SHORT TASK: Take the entries below and reproduce them word for word.

SUPPLIED RECORDS:
— start —

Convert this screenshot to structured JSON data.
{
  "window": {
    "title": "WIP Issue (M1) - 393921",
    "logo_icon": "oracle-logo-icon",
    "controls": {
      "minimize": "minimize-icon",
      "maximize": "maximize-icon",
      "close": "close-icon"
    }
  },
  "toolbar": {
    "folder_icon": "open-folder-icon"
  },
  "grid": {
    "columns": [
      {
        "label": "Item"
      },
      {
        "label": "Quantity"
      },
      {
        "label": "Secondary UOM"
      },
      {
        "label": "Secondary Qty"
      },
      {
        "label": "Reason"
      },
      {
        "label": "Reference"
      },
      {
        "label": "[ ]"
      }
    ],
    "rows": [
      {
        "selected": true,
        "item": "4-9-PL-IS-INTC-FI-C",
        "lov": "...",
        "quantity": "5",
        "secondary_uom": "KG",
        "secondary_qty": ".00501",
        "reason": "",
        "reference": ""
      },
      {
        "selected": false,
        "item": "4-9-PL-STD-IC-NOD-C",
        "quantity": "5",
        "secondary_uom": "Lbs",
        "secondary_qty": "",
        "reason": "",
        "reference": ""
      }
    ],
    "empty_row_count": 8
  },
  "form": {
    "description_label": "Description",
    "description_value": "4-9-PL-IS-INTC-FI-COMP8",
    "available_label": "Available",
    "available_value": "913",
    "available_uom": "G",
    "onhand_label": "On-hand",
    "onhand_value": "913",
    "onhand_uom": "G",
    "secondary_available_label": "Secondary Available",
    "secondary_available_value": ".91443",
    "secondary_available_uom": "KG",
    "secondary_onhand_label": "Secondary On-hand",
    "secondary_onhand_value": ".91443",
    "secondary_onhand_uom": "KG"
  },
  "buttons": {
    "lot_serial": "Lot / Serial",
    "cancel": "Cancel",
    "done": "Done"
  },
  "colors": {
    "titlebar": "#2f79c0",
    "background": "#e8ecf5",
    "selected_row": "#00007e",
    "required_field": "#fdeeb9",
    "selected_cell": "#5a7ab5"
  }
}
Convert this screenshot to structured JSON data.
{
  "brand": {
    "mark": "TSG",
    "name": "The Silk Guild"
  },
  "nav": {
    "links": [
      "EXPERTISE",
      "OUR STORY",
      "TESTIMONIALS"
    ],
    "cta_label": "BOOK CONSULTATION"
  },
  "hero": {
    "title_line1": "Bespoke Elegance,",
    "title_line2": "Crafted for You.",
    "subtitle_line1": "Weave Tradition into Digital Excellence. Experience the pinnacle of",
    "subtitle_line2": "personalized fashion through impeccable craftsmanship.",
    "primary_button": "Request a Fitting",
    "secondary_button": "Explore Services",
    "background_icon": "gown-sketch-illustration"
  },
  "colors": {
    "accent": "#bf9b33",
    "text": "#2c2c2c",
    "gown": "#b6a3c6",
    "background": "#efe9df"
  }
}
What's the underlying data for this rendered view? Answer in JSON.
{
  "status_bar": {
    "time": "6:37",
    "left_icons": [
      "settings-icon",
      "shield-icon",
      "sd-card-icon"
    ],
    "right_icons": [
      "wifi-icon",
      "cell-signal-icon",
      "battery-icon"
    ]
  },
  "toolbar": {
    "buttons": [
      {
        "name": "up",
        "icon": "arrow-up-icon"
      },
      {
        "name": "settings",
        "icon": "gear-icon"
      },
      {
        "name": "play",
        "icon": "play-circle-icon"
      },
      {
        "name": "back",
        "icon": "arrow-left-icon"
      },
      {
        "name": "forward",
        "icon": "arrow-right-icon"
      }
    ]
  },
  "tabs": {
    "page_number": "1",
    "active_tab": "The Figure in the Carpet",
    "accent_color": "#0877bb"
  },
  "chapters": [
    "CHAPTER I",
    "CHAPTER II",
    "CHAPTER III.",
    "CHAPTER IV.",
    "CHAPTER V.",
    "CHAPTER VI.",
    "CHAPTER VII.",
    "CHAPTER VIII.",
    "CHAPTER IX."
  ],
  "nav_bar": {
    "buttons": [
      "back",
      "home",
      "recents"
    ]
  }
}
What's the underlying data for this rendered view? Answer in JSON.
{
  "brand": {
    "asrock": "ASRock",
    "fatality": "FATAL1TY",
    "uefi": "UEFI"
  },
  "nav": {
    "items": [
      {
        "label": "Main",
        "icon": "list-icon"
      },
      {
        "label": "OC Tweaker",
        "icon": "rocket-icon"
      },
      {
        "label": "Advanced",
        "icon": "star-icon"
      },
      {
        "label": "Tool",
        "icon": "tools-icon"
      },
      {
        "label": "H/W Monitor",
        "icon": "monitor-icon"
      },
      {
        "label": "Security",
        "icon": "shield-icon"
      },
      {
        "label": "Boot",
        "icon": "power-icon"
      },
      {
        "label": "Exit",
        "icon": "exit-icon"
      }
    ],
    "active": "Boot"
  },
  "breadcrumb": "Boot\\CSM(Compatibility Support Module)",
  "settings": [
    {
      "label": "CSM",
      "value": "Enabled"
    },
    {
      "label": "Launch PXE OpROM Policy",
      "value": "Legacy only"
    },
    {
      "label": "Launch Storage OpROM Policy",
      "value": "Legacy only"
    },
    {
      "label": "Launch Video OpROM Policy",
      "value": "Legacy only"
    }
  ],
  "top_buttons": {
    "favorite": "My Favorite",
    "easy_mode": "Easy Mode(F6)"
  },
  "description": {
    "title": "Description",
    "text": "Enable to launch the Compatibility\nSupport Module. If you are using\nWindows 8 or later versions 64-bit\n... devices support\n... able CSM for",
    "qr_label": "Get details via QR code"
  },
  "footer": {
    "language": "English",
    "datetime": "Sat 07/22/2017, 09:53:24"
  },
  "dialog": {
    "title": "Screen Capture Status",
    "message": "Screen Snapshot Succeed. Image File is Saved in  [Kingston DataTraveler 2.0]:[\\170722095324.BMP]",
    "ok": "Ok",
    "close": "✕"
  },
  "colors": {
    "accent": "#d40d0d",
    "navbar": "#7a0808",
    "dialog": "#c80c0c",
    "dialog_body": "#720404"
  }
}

— end —

RESPONSE FOR THIS EXERCISE:
Convert this screenshot to structured JSON data.
{
  "window": {
    "title": "WIP Issue (M1) - 393921",
    "logo_icon": "oracle-logo-icon",
    "controls": {
      "minimize": "minimize-icon",
      "maximize": "maximize-icon",
      "close": "close-icon"
    }
  },
  "toolbar": {
    "folder_icon": "open-folder-icon"
  },
  "grid": {
    "columns": [
      {
        "label": "Item"
      },
      {
        "label": "Quantity"
      },
      {
        "label": "Secondary UOM"
      },
      {
        "label": "Secondary Qty"
      },
      {
        "label": "Reason"
      },
      {
        "label": "Reference"
      },
      {
        "label": "[ ]"
      }
    ],
    "rows": [
      {
        "selected": true,
        "item": "4-9-PL-IS-INTC-FI-C",
        "lov": "...",
        "quantity": "5",
        "secondary_uom": "KG",
        "secondary_qty": ".00501",
        "reason": "",
        "reference": ""
      },
      {
        "selected": false,
        "item": "4-9-PL-STD-IC-NOD-C",
        "quantity": "5",
        "secondary_uom": "Lbs",
        "secondary_qty": "",
        "reason": "",
        "reference": ""
      }
    ],
    "empty_row_count": 8
  },
  "form": {
    "description_label": "Description",
    "description_value": "4-9-PL-IS-INTC-FI-COMP8",
    "available_label": "Available",
    "available_value": "913",
    "available_uom": "G",
    "onhand_label": "On-hand",
    "onhand_value": "913",
    "onhand_uom": "G",
    "secondary_available_label": "Secondary Available",
    "secondary_available_value": ".91443",
    "secondary_available_uom": "KG",
    "secondary_onhand_label": "Secondary On-hand",
    "secondary_onhand_value": ".91443",
    "secondary_onhand_uom": "KG"
  },
  "buttons": {
    "lot_serial": "Lot / Serial",
    "cancel": "Cancel",
    "done": "Done"
  },
  "colors": {
    "titlebar": "#2f79c0",
    "background": "#e8ecf5",
    "selected_row": "#00007e",
    "required_field": "#fdeeb9",
    "selected_cell": "#5a7ab5"
  }
}
Convert this screenshot to structured JSON data.
{
  "brand": {
    "mark": "TSG",
    "name": "The Silk Guild"
  },
  "nav": {
    "links": [
      "EXPERTISE",
      "OUR STORY",
      "TESTIMONIALS"
    ],
    "cta_label": "BOOK CONSULTATION"
  },
  "hero": {
    "title_line1": "Bespoke Elegance,",
    "title_line2": "Crafted for You.",
    "subtitle_line1": "Weave Tradition into Digital Excellence. Experience the pinnacle of",
    "subtitle_line2": "personalized fashion through impeccable craftsmanship.",
    "primary_button": "Request a Fitting",
    "secondary_button": "Explore Services",
    "background_icon": "gown-sketch-illustration"
  },
  "colors": {
    "accent": "#bf9b33",
    "text": "#2c2c2c",
    "gown": "#b6a3c6",
    "background": "#efe9df"
  }
}
What's the underlying data for this rendered view? Answer in JSON.
{
  "status_bar": {
    "time": "6:37",
    "left_icons": [
      "settings-icon",
      "shield-icon",
      "sd-card-icon"
    ],
    "right_icons": [
      "wifi-icon",
      "cell-signal-icon",
      "battery-icon"
    ]
  },
  "toolbar": {
    "buttons": [
      {
        "name": "up",
        "icon": "arrow-up-icon"
      },
      {
        "name": "settings",
        "icon": "gear-icon"
      },
      {
        "name": "play",
        "icon": "play-circle-icon"
      },
      {
        "name": "back",
        "icon": "arrow-left-icon"
      },
      {
        "name": "forward",
        "icon": "arrow-right-icon"
      }
    ]
  },
  "tabs": {
    "page_number": "1",
    "active_tab": "The Figure in the Carpet",
    "accent_color": "#0877bb"
  },
  "chapters": [
    "CHAPTER I",
    "CHAPTER II",
    "CHAPTER III.",
    "CHAPTER IV.",
    "CHAPTER V.",
    "CHAPTER VI.",
    "CHAPTER VII.",
    "CHAPTER VIII.",
    "CHAPTER IX."
  ],
  "nav_bar": {
    "buttons": [
      "back",
      "home",
      "recents"
    ]
  }
}
What's the underlying data for this rendered view? Answer in JSON.
{
  "brand": {
    "asrock": "ASRock",
    "fatality": "FATAL1TY",
    "uefi": "UEFI"
  },
  "nav": {
    "items": [
      {
        "label": "Main",
        "icon": "list-icon"
      },
      {
        "label": "OC Tweaker",
        "icon": "rocket-icon"
      },
      {
        "label": "Advanced",
        "icon": "star-icon"
      },
      {
        "label": "Tool",
        "icon": "tools-icon"
      },
      {
        "label": "H/W Monitor",
        "icon": "monitor-icon"
      },
      {
        "label": "Security",
        "icon": "shield-icon"
      },
      {
        "label": "Boot",
        "icon": "power-icon"
      },
      {
        "label": "Exit",
        "icon": "exit-icon"
      }
    ],
    "active": "Boot"
  },
  "breadcrumb": "Boot\\CSM(Compatibility Support Module)",
  "settings": [
    {
      "label": "CSM",
      "value": "Enabled"
    },
    {
      "label": "Launch PXE OpROM Policy",
      "value": "Legacy only"
    },
    {
      "label": "Launch Storage OpROM Policy",
      "value": "Legacy only"
    },
    {
      "label": "Launch Video OpROM Policy",
      "value": "Legacy only"
    }
  ],
  "top_buttons": {
    "favorite": "My Favorite",
    "easy_mode": "Easy Mode(F6)"
  },
  "description": {
    "title": "Description",
    "text": "Enable to launch the Compatibility\nSupport Module. If you are using\nWindows 8 or later versions 64-bit\n... devices support\n... able CSM for",
    "qr_label": "Get details via QR code"
  },
  "footer": {
    "language": "English",
    "datetime": "Sat 07/22/2017, 09:53:24"
  },
  "dialog": {
    "title": "Screen Capture Status",
    "message": "Screen Snapshot Succeed. Image File is Saved in  [Kingston DataTraveler 2.0]:[\\170722095324.BMP]",
    "ok": "Ok",
    "close": "✕"
  },
  "colors": {
    "accent": "#d40d0d",
    "navbar": "#7a0808",
    "dialog": "#c80c0c",
    "dialog_body": "#720404"
  }
}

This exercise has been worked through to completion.